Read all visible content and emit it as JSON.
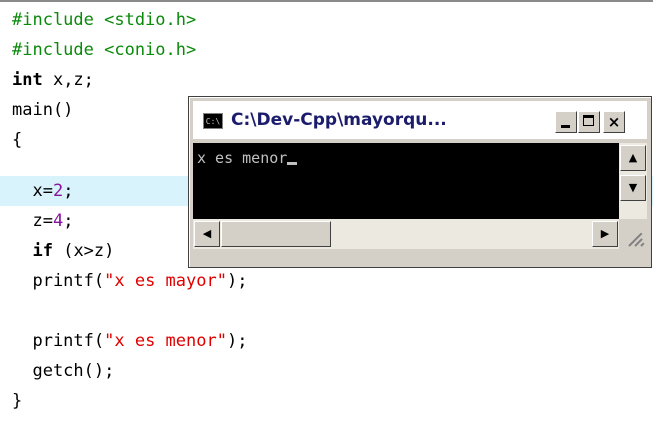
{
  "code": {
    "lines": [
      "#include <stdio.h>",
      "#include <conio.h>",
      "int x,z;",
      "main()",
      "{",
      "  x=2;",
      "  z=4;",
      "  if (x>z)",
      "  printf(\"x es mayor\");",
      "",
      "  printf(\"x es menor\");",
      "  getch();",
      "}"
    ],
    "highlight_color": "#d8f3fb"
  },
  "console": {
    "title": "C:\\Dev-Cpp\\mayorqu...",
    "icon": "console-icon",
    "icon_text": "C:\\",
    "output": "x es menor",
    "buttons": {
      "minimize": "minimize-icon",
      "maximize": "maximize-icon",
      "close_label": "×"
    },
    "scroll": {
      "up": "▲",
      "down": "▼",
      "left": "◀",
      "right": "▶"
    }
  }
}
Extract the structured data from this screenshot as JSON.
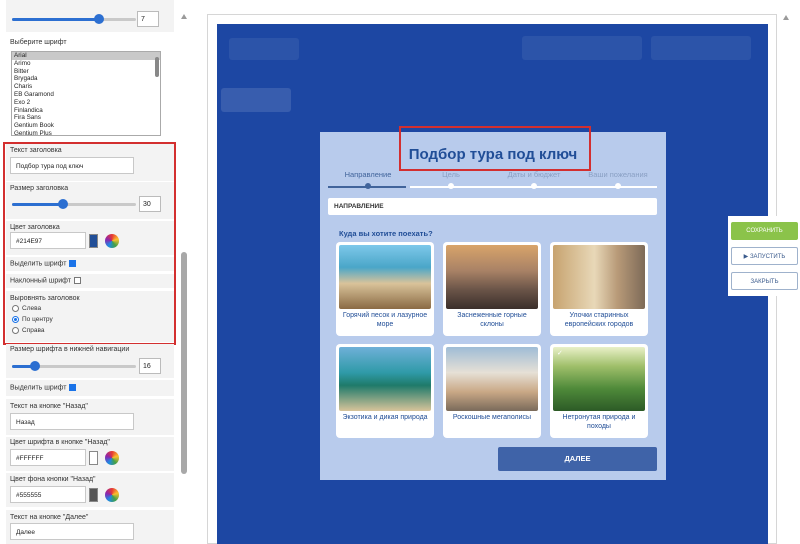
{
  "left_panel": {
    "top_slider_value": "7",
    "font_select_label": "Выберите шрифт",
    "font_options": [
      "Arial",
      "Arimo",
      "Bitter",
      "Brygada",
      "Charis",
      "EB Garamond",
      "Exo 2",
      "Finlandica",
      "Fira Sans",
      "Gentium Book",
      "Gentium Plus"
    ],
    "font_selected": "Arial",
    "header_text_label": "Текст заголовка",
    "header_text_value": "Подбор тура под ключ",
    "header_size_label": "Размер заголовка",
    "header_size_value": "30",
    "header_color_label": "Цвет заголовка",
    "header_color_value": "#214E97",
    "bold_label": "Выделить шрифт",
    "italic_label": "Наклонный шрифт",
    "align_label": "Выровнять заголовок",
    "align_options": [
      "Слева",
      "По центру",
      "Справа"
    ],
    "align_selected": "По центру",
    "nav_font_size_label": "Размер шрифта в нижней навигации",
    "nav_font_size_value": "16",
    "bold2_label": "Выделить шрифт",
    "back_btn_text_label": "Текст на кнопке \"Назад\"",
    "back_btn_text_value": "Назад",
    "back_font_color_label": "Цвет шрифта в кнопке \"Назад\"",
    "back_font_color_value": "#FFFFFF",
    "back_bg_color_label": "Цвет фона кнопки \"Назад\"",
    "back_bg_color_value": "#555555",
    "next_btn_text_label": "Текст на кнопке \"Далее\"",
    "next_btn_text_value": "Далее"
  },
  "quiz": {
    "title": "Подбор тура под ключ",
    "steps": [
      "Направление",
      "Цель",
      "Даты и бюджет",
      "Ваши пожелания"
    ],
    "section_label": "НАПРАВЛЕНИЕ",
    "question": "Куда вы хотите поехать?",
    "options": [
      {
        "label": "Горячий песок и лазурное море",
        "selected": false
      },
      {
        "label": "Заснеженные горные склоны",
        "selected": false
      },
      {
        "label": "Улочки старинных европейских городов",
        "selected": false
      },
      {
        "label": "Экзотика и дикая природа",
        "selected": false
      },
      {
        "label": "Роскошные мегаполисы",
        "selected": false
      },
      {
        "label": "Нетронутая природа и походы",
        "selected": true
      }
    ],
    "next_label": "ДАЛЕЕ",
    "check_icon": "✓"
  },
  "actions": {
    "save": "СОХРАНИТЬ",
    "run": "ЗАПУСТИТЬ",
    "close": "ЗАКРЫТЬ",
    "run_icon": "▶"
  },
  "colors": {
    "title": "#214E97",
    "overlay": "#1d47a3",
    "modal_bg": "#b8cbec",
    "next_button": "#3f63a8",
    "save_button": "#8bc34a",
    "highlight": "#d32f2f"
  }
}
═══
*GOAL*: Gather all lines of the records that include the word "кнопке".

*ANSWER TO THE TASK*:
    "back_btn_text_label": "Текст на кнопке \"Назад\"",
    "back_font_color_label": "Цвет шрифта в кнопке \"Назад\"",
    "next_btn_text_label": "Текст на кнопке \"Далее\"",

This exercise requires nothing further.